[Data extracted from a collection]
┌────────

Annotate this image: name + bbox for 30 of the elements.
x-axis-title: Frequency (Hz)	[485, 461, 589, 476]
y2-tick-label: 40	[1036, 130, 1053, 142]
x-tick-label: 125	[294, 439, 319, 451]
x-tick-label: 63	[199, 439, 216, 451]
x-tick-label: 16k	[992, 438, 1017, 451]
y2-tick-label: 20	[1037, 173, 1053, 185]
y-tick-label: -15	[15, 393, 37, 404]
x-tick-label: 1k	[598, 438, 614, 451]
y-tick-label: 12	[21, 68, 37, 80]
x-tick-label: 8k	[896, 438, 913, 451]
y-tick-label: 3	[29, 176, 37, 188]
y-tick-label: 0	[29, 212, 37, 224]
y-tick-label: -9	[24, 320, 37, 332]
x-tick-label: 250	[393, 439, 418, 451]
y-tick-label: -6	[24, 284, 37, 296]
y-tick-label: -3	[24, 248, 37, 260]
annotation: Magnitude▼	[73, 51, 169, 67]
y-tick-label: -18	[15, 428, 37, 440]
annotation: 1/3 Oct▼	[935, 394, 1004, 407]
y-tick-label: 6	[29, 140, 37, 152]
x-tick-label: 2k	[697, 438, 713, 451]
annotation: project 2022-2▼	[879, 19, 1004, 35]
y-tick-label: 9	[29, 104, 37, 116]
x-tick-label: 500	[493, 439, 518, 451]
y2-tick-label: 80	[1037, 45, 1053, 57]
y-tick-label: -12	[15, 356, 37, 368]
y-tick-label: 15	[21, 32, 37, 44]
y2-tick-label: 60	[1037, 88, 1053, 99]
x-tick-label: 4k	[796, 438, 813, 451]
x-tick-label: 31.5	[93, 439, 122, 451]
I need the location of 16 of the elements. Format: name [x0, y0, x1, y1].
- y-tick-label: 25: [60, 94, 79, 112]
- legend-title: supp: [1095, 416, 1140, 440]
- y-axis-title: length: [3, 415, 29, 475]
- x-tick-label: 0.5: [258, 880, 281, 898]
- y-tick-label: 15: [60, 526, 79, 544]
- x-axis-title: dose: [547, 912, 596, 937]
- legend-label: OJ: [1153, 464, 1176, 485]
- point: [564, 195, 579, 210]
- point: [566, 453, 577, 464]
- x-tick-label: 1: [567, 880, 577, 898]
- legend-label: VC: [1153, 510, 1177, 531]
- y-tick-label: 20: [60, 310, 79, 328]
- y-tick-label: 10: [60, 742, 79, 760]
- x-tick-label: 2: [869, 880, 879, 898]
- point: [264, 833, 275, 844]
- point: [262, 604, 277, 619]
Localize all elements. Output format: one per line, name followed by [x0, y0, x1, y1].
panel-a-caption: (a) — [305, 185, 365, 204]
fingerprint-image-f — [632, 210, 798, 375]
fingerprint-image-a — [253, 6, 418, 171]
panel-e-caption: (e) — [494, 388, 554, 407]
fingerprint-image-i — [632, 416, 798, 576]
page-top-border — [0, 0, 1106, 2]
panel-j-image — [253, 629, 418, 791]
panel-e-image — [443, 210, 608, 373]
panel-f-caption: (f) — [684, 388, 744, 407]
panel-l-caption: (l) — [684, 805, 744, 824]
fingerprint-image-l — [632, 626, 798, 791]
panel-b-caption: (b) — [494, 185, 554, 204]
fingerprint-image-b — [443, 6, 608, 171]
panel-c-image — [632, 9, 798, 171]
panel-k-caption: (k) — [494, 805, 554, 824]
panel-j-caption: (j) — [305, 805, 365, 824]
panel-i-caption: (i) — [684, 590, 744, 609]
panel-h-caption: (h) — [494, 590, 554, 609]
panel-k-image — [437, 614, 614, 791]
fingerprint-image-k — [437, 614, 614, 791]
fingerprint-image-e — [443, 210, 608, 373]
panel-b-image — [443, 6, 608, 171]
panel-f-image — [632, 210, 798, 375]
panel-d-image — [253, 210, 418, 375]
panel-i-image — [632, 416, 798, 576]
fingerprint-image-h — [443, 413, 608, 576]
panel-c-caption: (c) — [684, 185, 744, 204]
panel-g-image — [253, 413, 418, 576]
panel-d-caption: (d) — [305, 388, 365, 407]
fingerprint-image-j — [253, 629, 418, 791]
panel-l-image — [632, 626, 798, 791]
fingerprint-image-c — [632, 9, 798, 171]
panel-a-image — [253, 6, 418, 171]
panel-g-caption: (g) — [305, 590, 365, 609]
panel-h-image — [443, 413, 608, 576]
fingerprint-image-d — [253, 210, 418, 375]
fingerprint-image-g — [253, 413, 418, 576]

└────────

» Objective
Reproduce every entry above word for word, leaving nothing out and changing nothing.

» Output for this exercise
Annotate this image: name + bbox for 30 of the elements.
x-axis-title: Frequency (Hz)	[485, 461, 589, 476]
y2-tick-label: 40	[1036, 130, 1053, 142]
x-tick-label: 125	[294, 439, 319, 451]
x-tick-label: 63	[199, 439, 216, 451]
x-tick-label: 16k	[992, 438, 1017, 451]
y2-tick-label: 20	[1037, 173, 1053, 185]
y-tick-label: -15	[15, 393, 37, 404]
x-tick-label: 1k	[598, 438, 614, 451]
y-tick-label: 12	[21, 68, 37, 80]
x-tick-label: 8k	[896, 438, 913, 451]
y-tick-label: 3	[29, 176, 37, 188]
y-tick-label: 0	[29, 212, 37, 224]
y-tick-label: -9	[24, 320, 37, 332]
x-tick-label: 250	[393, 439, 418, 451]
y-tick-label: -6	[24, 284, 37, 296]
y-tick-label: -3	[24, 248, 37, 260]
annotation: Magnitude▼	[73, 51, 169, 67]
y-tick-label: -18	[15, 428, 37, 440]
annotation: 1/3 Oct▼	[935, 394, 1004, 407]
y-tick-label: 6	[29, 140, 37, 152]
x-tick-label: 2k	[697, 438, 713, 451]
annotation: project 2022-2▼	[879, 19, 1004, 35]
y-tick-label: 9	[29, 104, 37, 116]
x-tick-label: 500	[493, 439, 518, 451]
y2-tick-label: 80	[1037, 45, 1053, 57]
y-tick-label: -12	[15, 356, 37, 368]
y-tick-label: 15	[21, 32, 37, 44]
y2-tick-label: 60	[1037, 88, 1053, 99]
x-tick-label: 4k	[796, 438, 813, 451]
x-tick-label: 31.5	[93, 439, 122, 451]
I need the location of 16 of the elements. Format: name [x0, y0, x1, y1].
- y-tick-label: 25: [60, 94, 79, 112]
- legend-title: supp: [1095, 416, 1140, 440]
- y-axis-title: length: [3, 415, 29, 475]
- x-tick-label: 0.5: [258, 880, 281, 898]
- y-tick-label: 15: [60, 526, 79, 544]
- x-axis-title: dose: [547, 912, 596, 937]
- legend-label: OJ: [1153, 464, 1176, 485]
- point: [564, 195, 579, 210]
- point: [566, 453, 577, 464]
- x-tick-label: 1: [567, 880, 577, 898]
- legend-label: VC: [1153, 510, 1177, 531]
- y-tick-label: 20: [60, 310, 79, 328]
- y-tick-label: 10: [60, 742, 79, 760]
- x-tick-label: 2: [869, 880, 879, 898]
- point: [264, 833, 275, 844]
- point: [262, 604, 277, 619]
Localize all elements. Output format: one per line, name followed by [x0, y0, x1, y1].
panel-a-caption: (a) — [305, 185, 365, 204]
fingerprint-image-f — [632, 210, 798, 375]
fingerprint-image-a — [253, 6, 418, 171]
panel-e-caption: (e) — [494, 388, 554, 407]
fingerprint-image-i — [632, 416, 798, 576]
page-top-border — [0, 0, 1106, 2]
panel-j-image — [253, 629, 418, 791]
panel-e-image — [443, 210, 608, 373]
panel-f-caption: (f) — [684, 388, 744, 407]
panel-l-caption: (l) — [684, 805, 744, 824]
fingerprint-image-l — [632, 626, 798, 791]
panel-b-caption: (b) — [494, 185, 554, 204]
fingerprint-image-b — [443, 6, 608, 171]
panel-c-image — [632, 9, 798, 171]
panel-k-caption: (k) — [494, 805, 554, 824]
panel-j-caption: (j) — [305, 805, 365, 824]
panel-i-caption: (i) — [684, 590, 744, 609]
panel-h-caption: (h) — [494, 590, 554, 609]
panel-k-image — [437, 614, 614, 791]
fingerprint-image-k — [437, 614, 614, 791]
fingerprint-image-e — [443, 210, 608, 373]
panel-b-image — [443, 6, 608, 171]
panel-f-image — [632, 210, 798, 375]
panel-d-image — [253, 210, 418, 375]
panel-i-image — [632, 416, 798, 576]
fingerprint-image-h — [443, 413, 608, 576]
panel-c-caption: (c) — [684, 185, 744, 204]
panel-g-image — [253, 413, 418, 576]
panel-d-caption: (d) — [305, 388, 365, 407]
fingerprint-image-j — [253, 629, 418, 791]
panel-l-image — [632, 626, 798, 791]
fingerprint-image-c — [632, 9, 798, 171]
panel-a-image — [253, 6, 418, 171]
panel-g-caption: (g) — [305, 590, 365, 609]
panel-h-image — [443, 413, 608, 576]
fingerprint-image-d — [253, 210, 418, 375]
fingerprint-image-g — [253, 413, 418, 576]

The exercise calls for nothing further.